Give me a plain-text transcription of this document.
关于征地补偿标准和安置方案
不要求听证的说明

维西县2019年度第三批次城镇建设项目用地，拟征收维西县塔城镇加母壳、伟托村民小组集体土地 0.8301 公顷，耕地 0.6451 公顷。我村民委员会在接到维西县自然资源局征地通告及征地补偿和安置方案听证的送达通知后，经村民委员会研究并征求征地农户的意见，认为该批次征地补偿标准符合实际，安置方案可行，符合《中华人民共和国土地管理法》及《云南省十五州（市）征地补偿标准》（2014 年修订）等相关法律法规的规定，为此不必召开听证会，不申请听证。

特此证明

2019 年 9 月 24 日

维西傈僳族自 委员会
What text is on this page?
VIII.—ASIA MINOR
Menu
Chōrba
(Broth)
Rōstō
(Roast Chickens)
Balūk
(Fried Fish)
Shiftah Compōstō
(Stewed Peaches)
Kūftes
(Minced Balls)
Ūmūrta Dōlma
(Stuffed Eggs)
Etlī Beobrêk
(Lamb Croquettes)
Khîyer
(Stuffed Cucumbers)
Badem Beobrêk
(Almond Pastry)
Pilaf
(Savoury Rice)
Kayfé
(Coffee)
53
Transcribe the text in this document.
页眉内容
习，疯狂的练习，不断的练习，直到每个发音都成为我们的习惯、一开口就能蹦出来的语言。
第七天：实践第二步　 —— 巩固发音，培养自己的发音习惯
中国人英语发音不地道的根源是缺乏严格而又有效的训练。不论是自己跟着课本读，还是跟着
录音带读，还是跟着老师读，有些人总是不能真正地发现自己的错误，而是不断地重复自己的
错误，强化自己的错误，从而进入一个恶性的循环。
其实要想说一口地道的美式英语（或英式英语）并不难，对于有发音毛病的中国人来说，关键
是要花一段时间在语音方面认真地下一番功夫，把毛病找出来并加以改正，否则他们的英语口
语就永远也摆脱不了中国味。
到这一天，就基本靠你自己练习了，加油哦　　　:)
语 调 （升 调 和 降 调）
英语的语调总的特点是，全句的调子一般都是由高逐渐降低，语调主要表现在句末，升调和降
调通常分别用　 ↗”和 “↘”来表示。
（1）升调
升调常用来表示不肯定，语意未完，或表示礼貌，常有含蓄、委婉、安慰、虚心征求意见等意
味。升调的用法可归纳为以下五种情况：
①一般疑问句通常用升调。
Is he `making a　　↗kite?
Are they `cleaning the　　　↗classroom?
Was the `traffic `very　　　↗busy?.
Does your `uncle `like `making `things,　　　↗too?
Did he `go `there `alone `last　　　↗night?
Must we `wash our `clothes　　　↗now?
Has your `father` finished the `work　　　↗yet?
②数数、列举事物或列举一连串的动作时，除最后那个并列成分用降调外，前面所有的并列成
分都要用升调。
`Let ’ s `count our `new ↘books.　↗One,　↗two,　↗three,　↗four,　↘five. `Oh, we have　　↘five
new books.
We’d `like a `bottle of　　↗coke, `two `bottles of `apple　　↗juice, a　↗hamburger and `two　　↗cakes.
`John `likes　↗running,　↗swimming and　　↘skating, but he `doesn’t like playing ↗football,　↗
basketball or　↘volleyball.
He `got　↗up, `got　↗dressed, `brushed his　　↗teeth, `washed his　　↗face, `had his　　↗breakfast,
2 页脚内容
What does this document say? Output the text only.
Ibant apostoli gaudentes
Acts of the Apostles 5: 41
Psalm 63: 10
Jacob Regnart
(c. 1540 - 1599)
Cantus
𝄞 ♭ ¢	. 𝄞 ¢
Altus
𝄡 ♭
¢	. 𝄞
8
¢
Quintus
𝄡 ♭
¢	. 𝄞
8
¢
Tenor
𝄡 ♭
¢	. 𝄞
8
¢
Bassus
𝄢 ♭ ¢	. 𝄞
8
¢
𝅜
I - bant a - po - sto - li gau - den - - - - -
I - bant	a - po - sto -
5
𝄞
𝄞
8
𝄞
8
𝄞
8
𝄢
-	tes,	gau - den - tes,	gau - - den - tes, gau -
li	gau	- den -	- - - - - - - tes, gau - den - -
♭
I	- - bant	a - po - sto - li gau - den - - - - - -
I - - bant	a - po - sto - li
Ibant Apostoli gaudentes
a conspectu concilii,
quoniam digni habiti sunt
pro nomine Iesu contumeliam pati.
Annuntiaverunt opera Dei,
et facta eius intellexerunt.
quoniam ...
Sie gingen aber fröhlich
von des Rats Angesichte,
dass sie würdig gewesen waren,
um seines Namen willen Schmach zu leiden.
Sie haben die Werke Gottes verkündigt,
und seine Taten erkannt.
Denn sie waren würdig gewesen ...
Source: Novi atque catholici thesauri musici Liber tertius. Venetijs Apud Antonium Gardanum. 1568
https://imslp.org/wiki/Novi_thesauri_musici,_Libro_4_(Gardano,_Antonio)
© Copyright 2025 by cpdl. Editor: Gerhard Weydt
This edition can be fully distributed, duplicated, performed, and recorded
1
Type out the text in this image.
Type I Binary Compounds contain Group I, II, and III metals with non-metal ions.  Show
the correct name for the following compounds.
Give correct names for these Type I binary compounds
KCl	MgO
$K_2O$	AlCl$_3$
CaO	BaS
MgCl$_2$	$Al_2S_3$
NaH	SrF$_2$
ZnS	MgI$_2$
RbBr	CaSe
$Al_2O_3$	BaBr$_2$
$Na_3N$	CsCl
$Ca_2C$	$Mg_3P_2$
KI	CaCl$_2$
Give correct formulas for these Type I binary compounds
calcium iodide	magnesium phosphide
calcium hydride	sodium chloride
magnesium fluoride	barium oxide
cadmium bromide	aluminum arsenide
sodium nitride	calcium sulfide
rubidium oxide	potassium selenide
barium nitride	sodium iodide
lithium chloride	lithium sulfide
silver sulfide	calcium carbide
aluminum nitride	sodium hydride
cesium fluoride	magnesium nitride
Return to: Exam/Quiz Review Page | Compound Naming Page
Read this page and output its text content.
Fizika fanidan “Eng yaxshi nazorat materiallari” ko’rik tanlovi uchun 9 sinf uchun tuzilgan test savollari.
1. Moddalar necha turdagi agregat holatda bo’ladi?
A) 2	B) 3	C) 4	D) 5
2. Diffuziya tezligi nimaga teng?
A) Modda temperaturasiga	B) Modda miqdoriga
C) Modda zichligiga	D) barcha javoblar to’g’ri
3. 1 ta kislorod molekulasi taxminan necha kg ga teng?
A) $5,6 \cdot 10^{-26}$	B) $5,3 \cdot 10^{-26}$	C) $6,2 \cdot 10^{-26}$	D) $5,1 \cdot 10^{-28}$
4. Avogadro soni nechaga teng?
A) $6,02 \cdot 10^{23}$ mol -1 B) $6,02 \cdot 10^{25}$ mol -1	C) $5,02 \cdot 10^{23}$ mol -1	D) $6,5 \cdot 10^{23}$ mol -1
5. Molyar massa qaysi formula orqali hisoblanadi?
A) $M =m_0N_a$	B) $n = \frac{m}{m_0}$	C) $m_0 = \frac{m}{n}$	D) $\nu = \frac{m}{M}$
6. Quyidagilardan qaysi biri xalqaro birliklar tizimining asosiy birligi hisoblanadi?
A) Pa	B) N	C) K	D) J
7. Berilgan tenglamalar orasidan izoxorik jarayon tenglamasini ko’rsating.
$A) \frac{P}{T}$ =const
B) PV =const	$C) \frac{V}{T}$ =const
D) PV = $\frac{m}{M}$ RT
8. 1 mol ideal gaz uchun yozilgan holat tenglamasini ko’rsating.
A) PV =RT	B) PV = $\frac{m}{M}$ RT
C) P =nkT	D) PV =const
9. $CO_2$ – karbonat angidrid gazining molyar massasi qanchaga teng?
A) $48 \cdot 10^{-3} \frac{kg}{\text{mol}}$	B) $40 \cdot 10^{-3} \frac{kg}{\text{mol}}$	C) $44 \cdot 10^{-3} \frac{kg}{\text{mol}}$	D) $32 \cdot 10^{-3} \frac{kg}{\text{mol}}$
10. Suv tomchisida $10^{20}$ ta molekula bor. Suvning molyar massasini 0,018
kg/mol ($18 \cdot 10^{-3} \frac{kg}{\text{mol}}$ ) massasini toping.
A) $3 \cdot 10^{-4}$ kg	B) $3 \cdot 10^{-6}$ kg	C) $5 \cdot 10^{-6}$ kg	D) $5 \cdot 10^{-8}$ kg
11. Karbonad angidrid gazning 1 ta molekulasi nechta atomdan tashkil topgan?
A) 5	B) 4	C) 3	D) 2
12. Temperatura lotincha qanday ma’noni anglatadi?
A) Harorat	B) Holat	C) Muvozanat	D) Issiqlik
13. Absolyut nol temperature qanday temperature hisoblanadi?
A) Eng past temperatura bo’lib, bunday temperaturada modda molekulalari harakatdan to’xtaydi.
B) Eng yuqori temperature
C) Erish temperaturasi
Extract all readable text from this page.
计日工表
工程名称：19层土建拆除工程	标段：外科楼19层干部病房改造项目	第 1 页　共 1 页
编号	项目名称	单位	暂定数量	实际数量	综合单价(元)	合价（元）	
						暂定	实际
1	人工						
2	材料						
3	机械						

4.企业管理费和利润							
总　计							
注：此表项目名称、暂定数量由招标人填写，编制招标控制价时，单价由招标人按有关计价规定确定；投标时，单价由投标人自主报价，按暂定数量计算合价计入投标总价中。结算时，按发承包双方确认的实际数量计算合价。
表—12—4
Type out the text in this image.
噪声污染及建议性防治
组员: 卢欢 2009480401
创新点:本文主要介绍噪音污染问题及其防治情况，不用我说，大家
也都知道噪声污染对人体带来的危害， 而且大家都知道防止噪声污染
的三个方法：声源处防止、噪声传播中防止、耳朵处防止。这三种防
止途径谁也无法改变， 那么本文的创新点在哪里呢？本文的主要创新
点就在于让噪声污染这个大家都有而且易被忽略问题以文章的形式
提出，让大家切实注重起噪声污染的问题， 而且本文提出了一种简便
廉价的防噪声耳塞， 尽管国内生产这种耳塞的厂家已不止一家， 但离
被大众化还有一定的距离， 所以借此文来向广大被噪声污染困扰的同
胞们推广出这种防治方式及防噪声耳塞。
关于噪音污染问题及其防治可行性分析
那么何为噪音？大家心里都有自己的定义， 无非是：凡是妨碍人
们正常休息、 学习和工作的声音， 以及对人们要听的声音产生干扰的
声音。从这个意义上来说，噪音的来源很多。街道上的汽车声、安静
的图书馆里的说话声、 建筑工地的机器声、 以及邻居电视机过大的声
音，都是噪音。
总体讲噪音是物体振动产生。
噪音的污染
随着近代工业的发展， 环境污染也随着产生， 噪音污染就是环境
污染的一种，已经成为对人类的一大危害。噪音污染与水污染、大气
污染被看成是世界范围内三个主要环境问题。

**Exercise directions:** Which lines hold the word "massasini"? Return all of them from the records above.

**Task solution:**
10. Suv tomchisida $10^{20}$ ta molekula bor. Suvning molyar massasini 0,018
kg/mol ($18 \cdot 10^{-3} \frac{kg}{\text{mol}}$ ) massasini toping.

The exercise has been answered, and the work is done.